- WRITTEN PROBLEM
Wherever the word "egli" appears in a line, extract that line.

- DATA SHOWN

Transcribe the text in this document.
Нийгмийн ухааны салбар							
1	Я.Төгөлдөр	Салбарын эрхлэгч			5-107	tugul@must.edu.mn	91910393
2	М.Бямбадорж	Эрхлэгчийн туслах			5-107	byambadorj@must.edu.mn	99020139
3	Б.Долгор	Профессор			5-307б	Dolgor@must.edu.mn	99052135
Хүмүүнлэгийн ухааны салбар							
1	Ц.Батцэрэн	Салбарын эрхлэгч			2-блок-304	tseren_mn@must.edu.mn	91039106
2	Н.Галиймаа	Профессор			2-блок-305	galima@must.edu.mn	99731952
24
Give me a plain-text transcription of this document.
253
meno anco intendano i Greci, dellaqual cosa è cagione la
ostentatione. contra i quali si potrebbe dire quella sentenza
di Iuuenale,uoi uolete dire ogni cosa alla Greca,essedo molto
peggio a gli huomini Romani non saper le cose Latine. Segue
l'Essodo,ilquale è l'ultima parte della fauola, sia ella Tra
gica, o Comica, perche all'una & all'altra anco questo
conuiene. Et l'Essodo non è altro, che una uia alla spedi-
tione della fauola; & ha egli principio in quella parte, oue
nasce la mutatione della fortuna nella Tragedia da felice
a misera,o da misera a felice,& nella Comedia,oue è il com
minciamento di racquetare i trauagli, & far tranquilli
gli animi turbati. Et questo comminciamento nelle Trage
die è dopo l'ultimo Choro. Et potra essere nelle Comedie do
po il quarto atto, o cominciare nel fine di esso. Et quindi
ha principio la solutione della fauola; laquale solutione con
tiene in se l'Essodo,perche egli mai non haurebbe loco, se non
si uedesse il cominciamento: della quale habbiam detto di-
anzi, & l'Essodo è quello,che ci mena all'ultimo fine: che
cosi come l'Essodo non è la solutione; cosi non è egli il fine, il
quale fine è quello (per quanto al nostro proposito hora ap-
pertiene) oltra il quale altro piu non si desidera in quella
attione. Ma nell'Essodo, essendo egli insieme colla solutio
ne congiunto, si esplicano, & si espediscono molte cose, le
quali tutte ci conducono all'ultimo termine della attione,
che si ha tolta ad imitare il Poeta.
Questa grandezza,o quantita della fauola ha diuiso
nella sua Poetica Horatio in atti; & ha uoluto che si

- RESULT OF THE TASK
tione della fauola; & ha egli principio in quella parte, oue
tiene in se l'Essodo,perche egli mai non haurebbe loco, se non
cosi come l'Essodo non è la solutione; cosi non è egli il fine, il
attione. Ma nell'Essodo, essendo egli insieme colla solutio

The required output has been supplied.